* GIVEN REQUEST:
Gather the lines that hold the string "text".

[Stored dataset items]
━━━━
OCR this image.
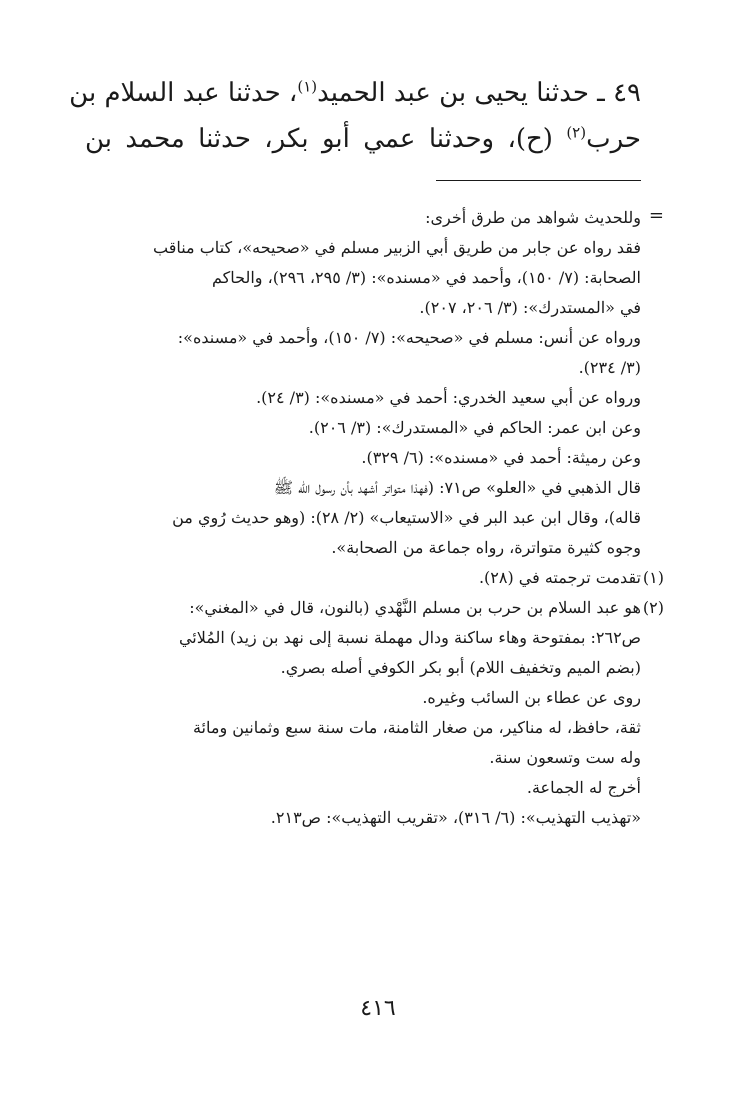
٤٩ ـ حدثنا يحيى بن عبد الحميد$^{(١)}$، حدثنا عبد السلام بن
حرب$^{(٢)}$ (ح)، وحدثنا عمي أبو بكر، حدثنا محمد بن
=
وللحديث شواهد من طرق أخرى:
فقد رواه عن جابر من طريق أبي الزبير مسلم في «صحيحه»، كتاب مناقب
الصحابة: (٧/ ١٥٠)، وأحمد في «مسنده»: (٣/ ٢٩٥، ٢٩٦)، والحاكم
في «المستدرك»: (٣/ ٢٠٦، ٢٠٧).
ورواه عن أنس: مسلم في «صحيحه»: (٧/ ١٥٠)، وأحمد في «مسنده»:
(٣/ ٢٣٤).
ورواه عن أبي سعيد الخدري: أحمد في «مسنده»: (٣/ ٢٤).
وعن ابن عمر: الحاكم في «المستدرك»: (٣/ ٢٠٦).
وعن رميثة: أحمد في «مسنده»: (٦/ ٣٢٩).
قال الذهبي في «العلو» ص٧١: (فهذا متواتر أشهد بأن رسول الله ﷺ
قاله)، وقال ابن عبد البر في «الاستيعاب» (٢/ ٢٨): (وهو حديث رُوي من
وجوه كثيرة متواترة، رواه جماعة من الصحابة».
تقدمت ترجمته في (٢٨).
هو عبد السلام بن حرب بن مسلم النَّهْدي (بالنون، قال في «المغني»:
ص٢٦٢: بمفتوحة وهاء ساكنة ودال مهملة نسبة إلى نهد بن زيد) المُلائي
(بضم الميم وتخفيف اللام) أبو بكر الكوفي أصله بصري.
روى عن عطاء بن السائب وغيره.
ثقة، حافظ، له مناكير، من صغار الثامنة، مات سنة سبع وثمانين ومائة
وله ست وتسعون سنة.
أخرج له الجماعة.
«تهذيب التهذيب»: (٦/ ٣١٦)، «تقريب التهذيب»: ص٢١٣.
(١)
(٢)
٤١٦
━━━━
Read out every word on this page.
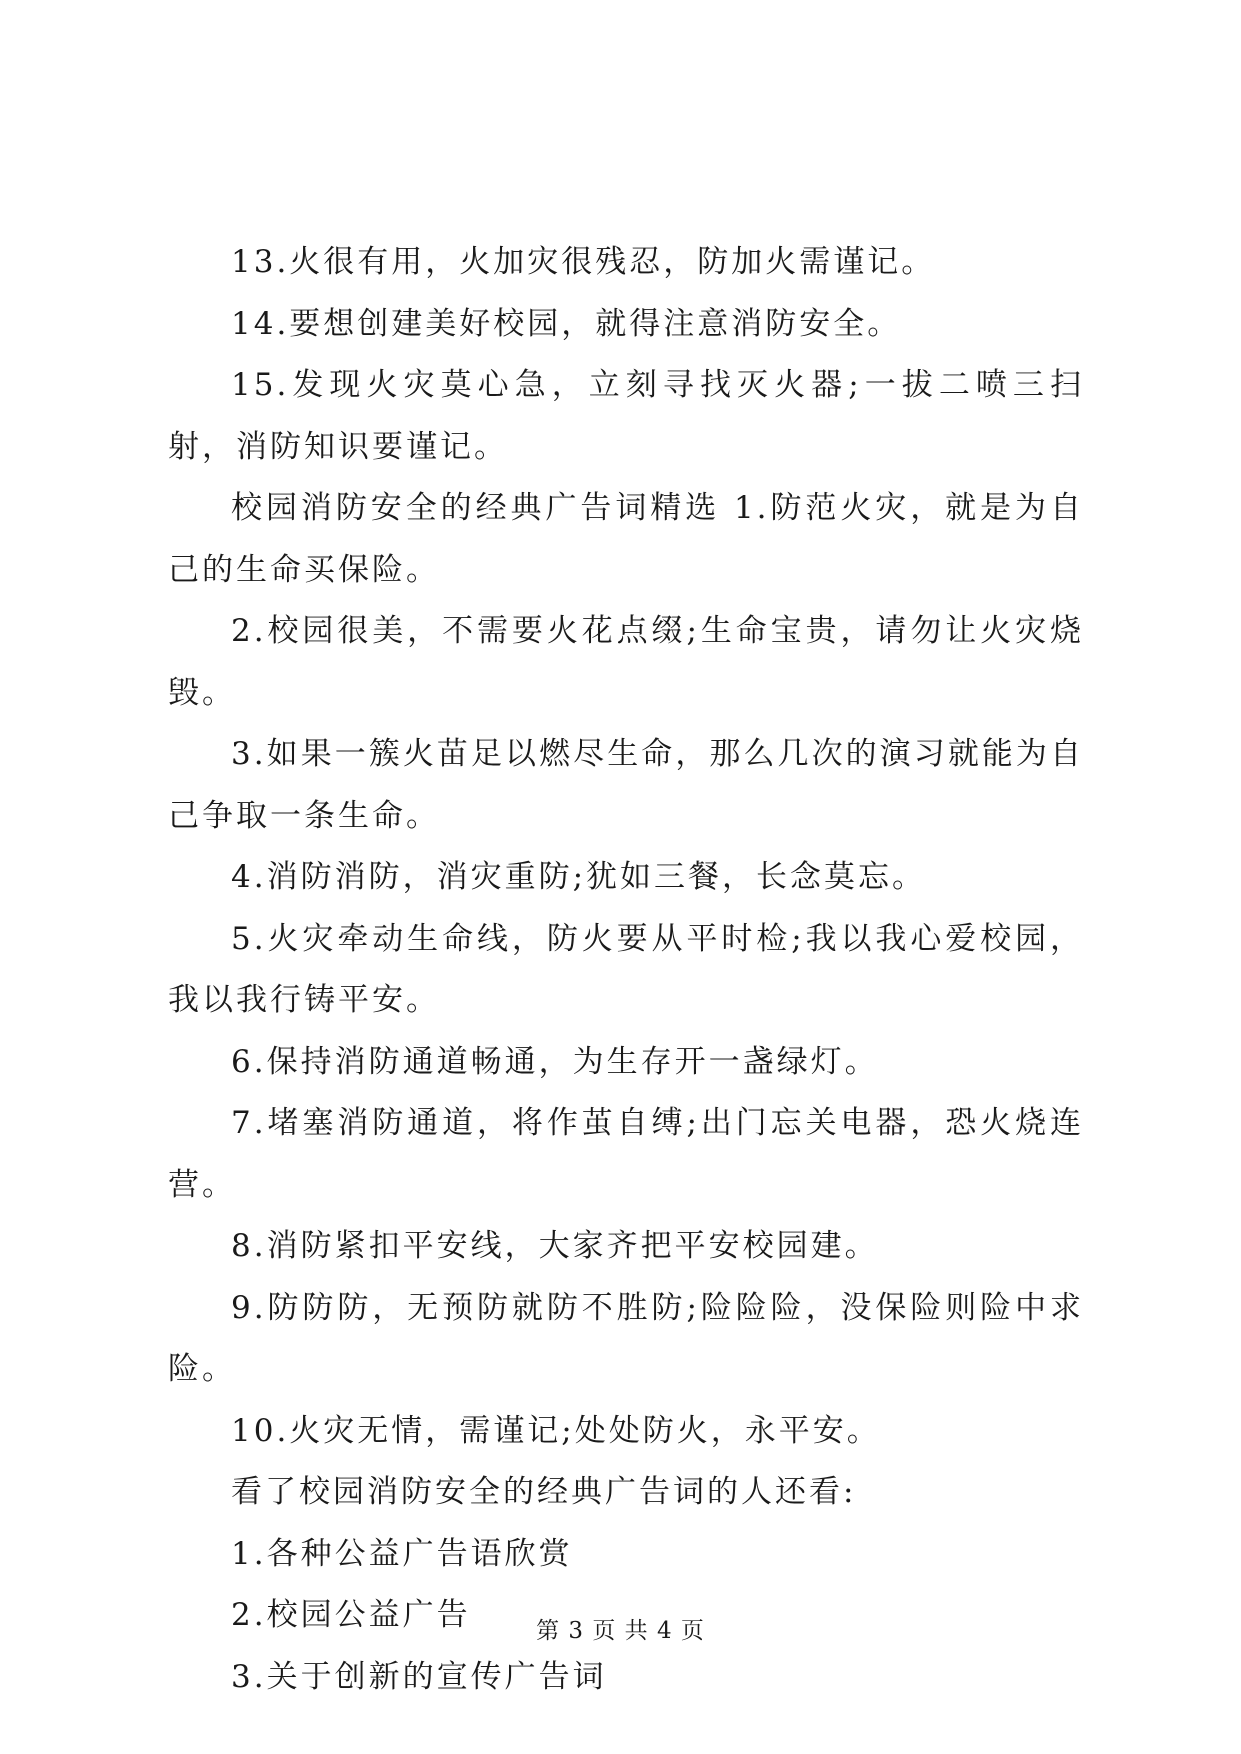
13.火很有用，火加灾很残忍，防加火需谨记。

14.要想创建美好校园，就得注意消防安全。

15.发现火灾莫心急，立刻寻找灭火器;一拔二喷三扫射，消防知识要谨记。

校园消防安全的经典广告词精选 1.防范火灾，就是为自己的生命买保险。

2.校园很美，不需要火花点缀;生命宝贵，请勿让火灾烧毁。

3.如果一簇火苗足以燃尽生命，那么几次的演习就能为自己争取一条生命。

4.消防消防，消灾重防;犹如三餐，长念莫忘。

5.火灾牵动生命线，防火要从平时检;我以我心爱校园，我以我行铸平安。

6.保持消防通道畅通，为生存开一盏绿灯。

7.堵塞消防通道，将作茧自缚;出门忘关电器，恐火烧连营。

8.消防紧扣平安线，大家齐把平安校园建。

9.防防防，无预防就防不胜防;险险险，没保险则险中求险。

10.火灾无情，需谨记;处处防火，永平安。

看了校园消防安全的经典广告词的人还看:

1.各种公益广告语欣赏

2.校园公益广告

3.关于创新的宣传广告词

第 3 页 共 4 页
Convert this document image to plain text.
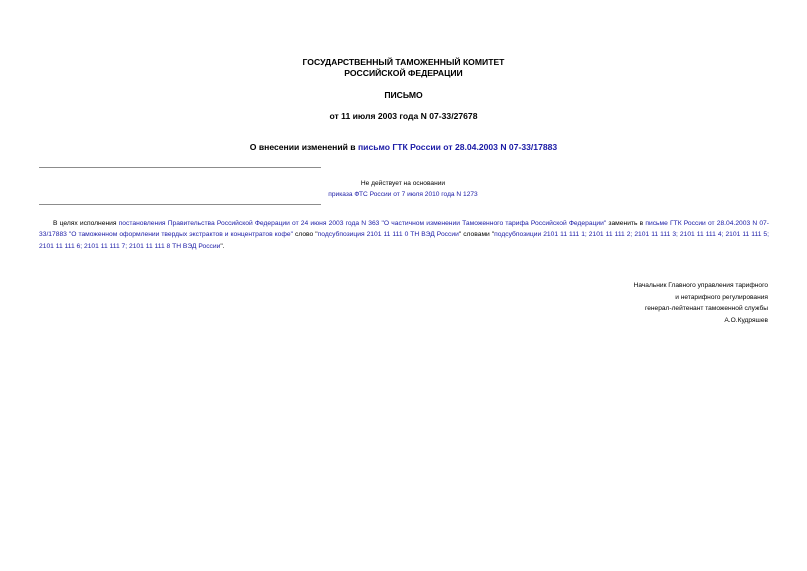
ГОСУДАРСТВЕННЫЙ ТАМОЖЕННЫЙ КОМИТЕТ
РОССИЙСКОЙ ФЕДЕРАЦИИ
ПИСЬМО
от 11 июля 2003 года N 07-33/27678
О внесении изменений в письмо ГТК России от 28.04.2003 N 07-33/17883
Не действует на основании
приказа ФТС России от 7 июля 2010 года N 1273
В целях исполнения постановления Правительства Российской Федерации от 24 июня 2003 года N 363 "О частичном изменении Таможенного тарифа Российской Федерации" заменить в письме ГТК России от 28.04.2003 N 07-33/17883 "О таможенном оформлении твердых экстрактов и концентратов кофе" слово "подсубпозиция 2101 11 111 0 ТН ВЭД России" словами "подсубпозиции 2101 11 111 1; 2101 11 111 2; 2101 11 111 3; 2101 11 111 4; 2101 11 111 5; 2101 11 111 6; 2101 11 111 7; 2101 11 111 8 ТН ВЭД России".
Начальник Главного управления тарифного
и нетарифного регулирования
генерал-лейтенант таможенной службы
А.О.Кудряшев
━━━━
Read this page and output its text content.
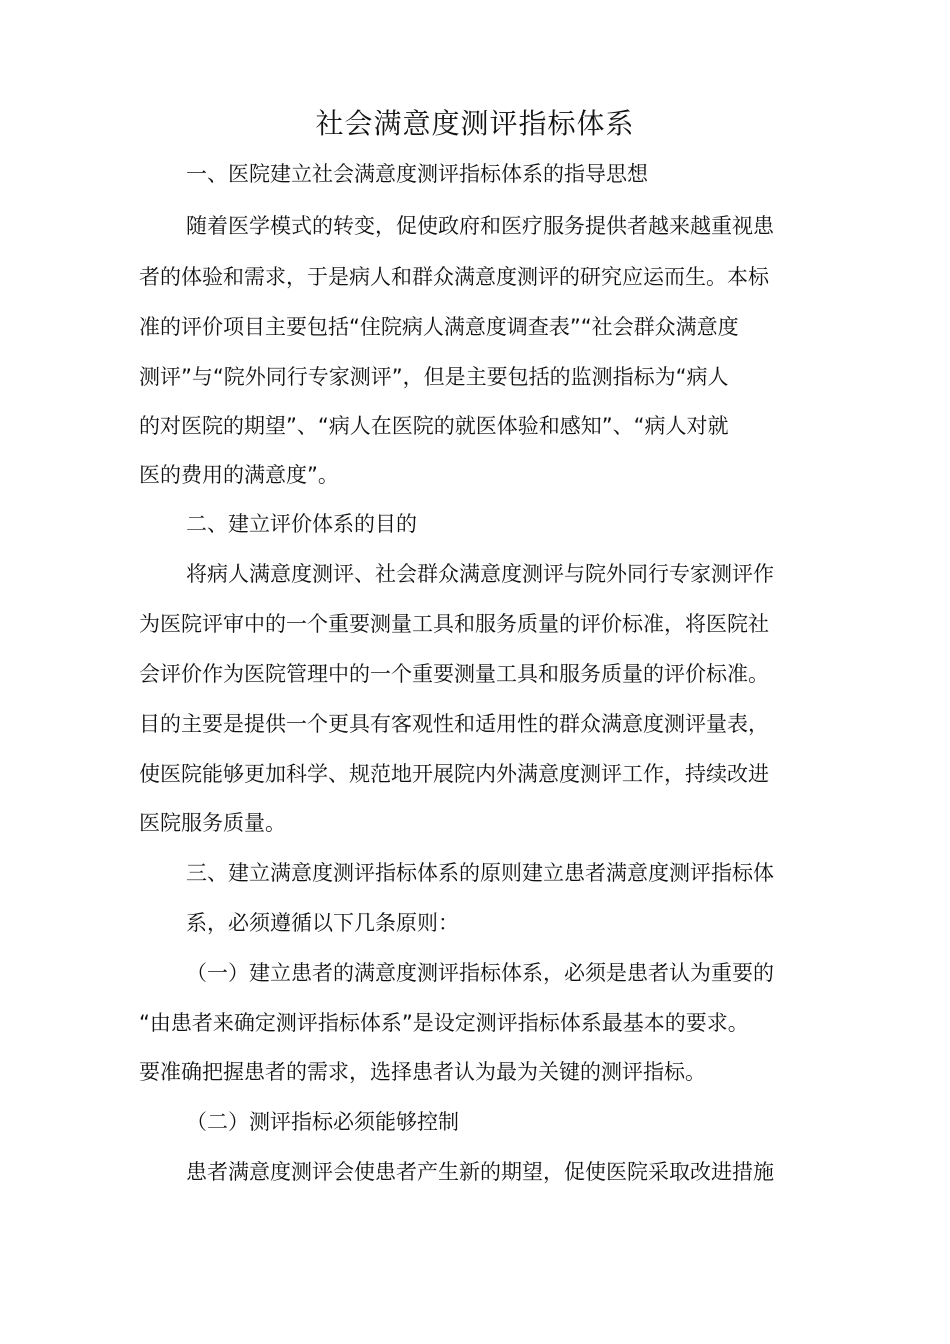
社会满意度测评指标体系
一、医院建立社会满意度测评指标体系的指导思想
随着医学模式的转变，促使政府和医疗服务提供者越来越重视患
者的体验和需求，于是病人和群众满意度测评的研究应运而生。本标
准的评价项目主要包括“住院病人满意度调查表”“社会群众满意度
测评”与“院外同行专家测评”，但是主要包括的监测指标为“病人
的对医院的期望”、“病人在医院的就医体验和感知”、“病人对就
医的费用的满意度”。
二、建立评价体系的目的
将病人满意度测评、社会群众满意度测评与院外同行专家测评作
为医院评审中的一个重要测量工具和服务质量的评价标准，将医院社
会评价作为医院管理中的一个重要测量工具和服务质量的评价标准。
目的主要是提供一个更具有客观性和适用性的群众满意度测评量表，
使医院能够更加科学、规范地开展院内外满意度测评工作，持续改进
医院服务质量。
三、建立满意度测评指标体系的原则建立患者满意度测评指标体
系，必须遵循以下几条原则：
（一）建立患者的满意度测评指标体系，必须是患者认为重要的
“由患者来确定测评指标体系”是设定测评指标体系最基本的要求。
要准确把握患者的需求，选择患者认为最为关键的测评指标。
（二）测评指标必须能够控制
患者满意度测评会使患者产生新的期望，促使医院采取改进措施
━━━━
* ANSWER TO THE EXERCISE:
Convert this document image to plain text.
Read this page and output its text content.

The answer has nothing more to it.